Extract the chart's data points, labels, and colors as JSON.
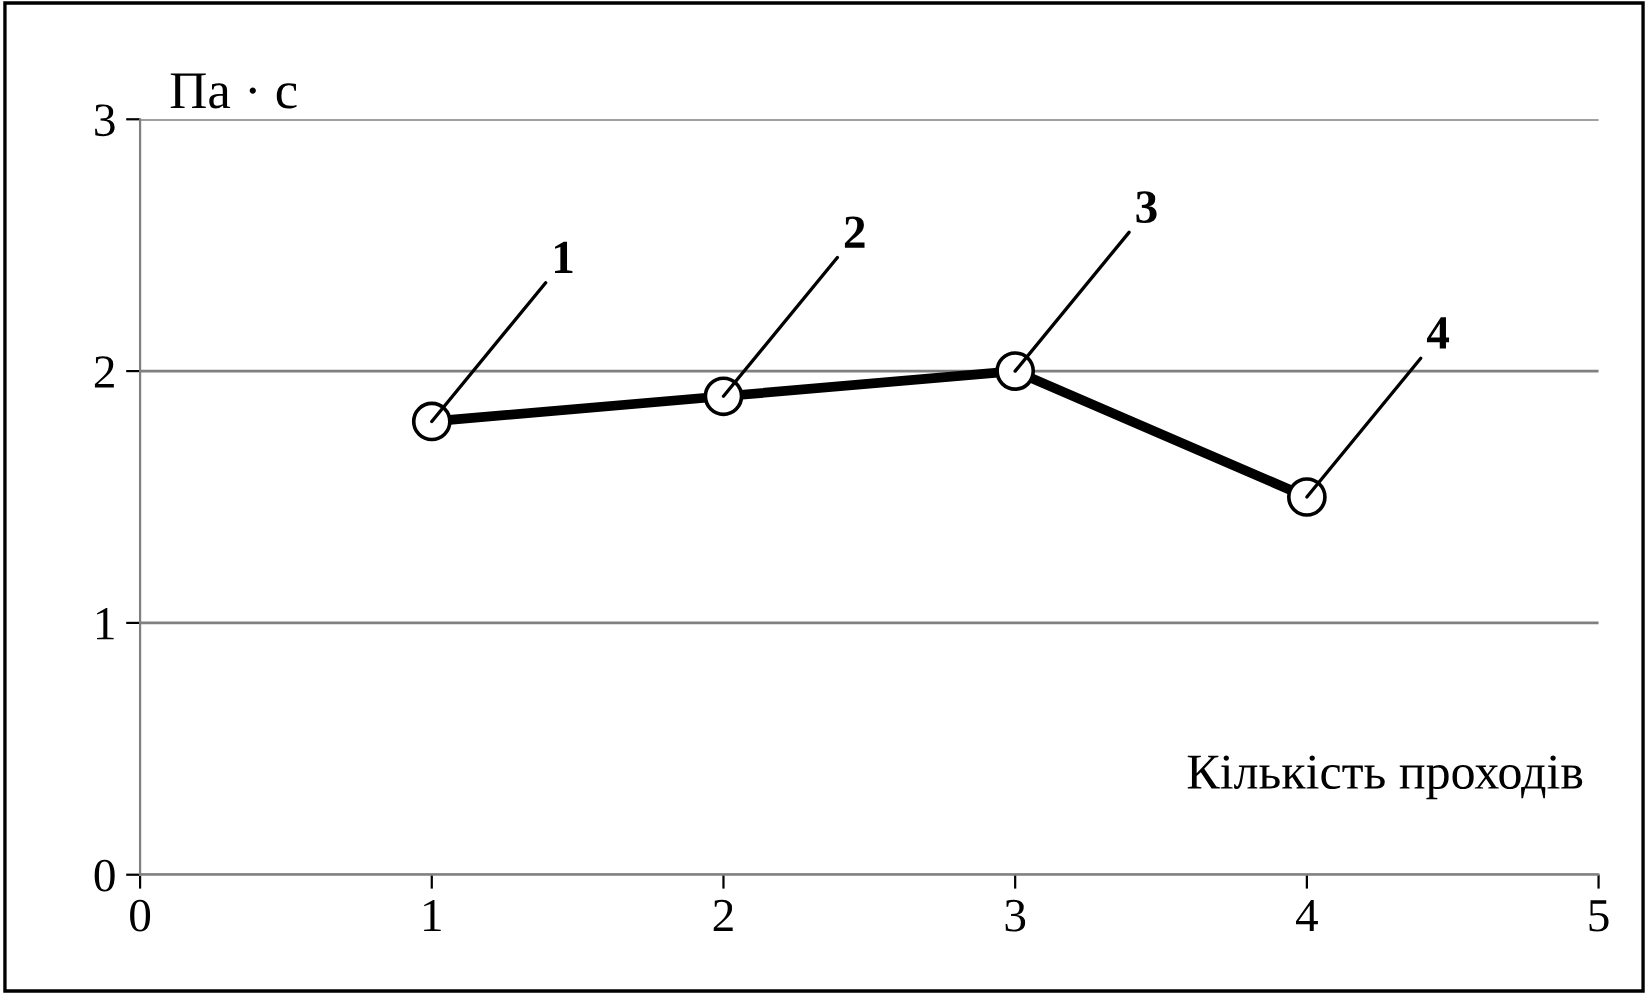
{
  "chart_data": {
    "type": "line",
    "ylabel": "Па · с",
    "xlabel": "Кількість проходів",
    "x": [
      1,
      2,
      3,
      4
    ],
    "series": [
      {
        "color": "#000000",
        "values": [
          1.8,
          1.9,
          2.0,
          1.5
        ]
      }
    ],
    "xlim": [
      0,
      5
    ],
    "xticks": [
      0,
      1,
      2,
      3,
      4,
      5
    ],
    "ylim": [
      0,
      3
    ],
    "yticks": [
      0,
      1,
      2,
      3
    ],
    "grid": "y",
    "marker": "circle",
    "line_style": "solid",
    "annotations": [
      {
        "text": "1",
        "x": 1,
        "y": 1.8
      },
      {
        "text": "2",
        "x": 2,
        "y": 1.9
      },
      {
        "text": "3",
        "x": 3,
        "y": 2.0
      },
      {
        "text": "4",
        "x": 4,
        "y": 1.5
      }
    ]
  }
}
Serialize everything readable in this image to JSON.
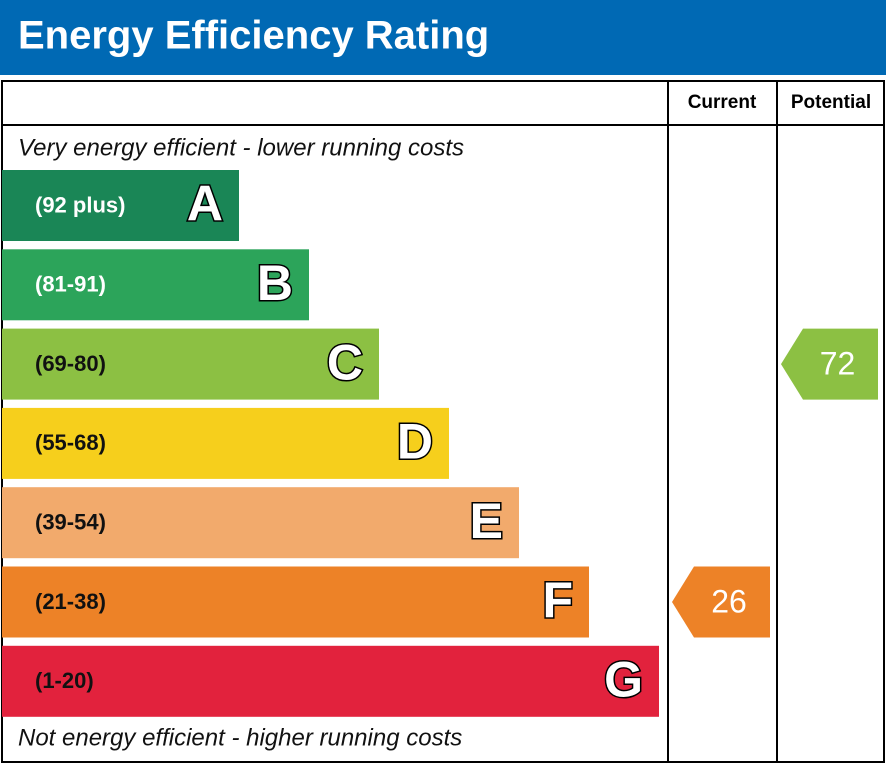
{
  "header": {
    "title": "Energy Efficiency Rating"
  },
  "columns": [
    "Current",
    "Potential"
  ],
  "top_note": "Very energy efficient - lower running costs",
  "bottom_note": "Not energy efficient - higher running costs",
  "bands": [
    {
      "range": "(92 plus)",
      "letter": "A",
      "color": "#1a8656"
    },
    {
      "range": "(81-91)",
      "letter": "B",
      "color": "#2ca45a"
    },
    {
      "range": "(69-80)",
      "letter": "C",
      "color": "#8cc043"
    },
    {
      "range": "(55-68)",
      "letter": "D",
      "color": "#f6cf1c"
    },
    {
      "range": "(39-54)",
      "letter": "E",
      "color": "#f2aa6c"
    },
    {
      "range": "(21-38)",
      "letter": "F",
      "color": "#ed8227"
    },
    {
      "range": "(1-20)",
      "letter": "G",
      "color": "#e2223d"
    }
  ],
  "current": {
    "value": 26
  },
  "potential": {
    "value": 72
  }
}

★ ★ ★ ★

GIVEN REQUEST.
Identify every line above that includes the word "JSON", and show those lines.

ANSWER TO THE EXERCISE.
Extract the chart's data points, labels, and colors as JSON.
Serialize everything readable in this image to JSON.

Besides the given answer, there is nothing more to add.